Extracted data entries
================
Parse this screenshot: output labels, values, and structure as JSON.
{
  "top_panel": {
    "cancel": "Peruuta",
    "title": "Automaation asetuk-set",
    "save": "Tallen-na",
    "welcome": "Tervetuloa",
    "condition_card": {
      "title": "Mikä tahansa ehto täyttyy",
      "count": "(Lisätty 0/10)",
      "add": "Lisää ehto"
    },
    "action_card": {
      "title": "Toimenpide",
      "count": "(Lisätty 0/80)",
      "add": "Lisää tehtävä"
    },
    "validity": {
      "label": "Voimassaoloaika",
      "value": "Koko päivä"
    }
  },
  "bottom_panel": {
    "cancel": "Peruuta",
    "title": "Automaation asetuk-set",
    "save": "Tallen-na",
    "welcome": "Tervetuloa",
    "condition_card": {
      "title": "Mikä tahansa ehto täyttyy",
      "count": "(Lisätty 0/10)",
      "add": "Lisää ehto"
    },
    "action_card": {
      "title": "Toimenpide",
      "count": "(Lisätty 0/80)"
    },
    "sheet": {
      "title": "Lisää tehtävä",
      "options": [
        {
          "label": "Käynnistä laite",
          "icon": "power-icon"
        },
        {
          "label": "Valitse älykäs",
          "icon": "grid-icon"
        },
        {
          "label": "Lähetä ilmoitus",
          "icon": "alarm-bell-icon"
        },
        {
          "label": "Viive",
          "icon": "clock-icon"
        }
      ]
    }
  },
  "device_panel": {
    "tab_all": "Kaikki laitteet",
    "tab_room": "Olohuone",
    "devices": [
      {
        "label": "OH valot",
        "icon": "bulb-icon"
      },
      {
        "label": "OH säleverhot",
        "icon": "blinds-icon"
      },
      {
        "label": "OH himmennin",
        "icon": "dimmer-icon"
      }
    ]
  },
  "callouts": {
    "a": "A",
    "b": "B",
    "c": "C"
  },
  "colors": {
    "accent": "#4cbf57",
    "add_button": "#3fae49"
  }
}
================
- What to work on
Exactly reproduce every line found in the records.

- The completed task
Parse this screenshot: output labels, values, and structure as JSON.
{
  "top_panel": {
    "cancel": "Peruuta",
    "title": "Automaation asetuk-set",
    "save": "Tallen-na",
    "welcome": "Tervetuloa",
    "condition_card": {
      "title": "Mikä tahansa ehto täyttyy",
      "count": "(Lisätty 0/10)",
      "add": "Lisää ehto"
    },
    "action_card": {
      "title": "Toimenpide",
      "count": "(Lisätty 0/80)",
      "add": "Lisää tehtävä"
    },
    "validity": {
      "label": "Voimassaoloaika",
      "value": "Koko päivä"
    }
  },
  "bottom_panel": {
    "cancel": "Peruuta",
    "title": "Automaation asetuk-set",
    "save": "Tallen-na",
    "welcome": "Tervetuloa",
    "condition_card": {
      "title": "Mikä tahansa ehto täyttyy",
      "count": "(Lisätty 0/10)",
      "add": "Lisää ehto"
    },
    "action_card": {
      "title": "Toimenpide",
      "count": "(Lisätty 0/80)"
    },
    "sheet": {
      "title": "Lisää tehtävä",
      "options": [
        {
          "label": "Käynnistä laite",
          "icon": "power-icon"
        },
        {
          "label": "Valitse älykäs",
          "icon": "grid-icon"
        },
        {
          "label": "Lähetä ilmoitus",
          "icon": "alarm-bell-icon"
        },
        {
          "label": "Viive",
          "icon": "clock-icon"
        }
      ]
    }
  },
  "device_panel": {
    "tab_all": "Kaikki laitteet",
    "tab_room": "Olohuone",
    "devices": [
      {
        "label": "OH valot",
        "icon": "bulb-icon"
      },
      {
        "label": "OH säleverhot",
        "icon": "blinds-icon"
      },
      {
        "label": "OH himmennin",
        "icon": "dimmer-icon"
      }
    ]
  },
  "callouts": {
    "a": "A",
    "b": "B",
    "c": "C"
  },
  "colors": {
    "accent": "#4cbf57",
    "add_button": "#3fae49"
  }
}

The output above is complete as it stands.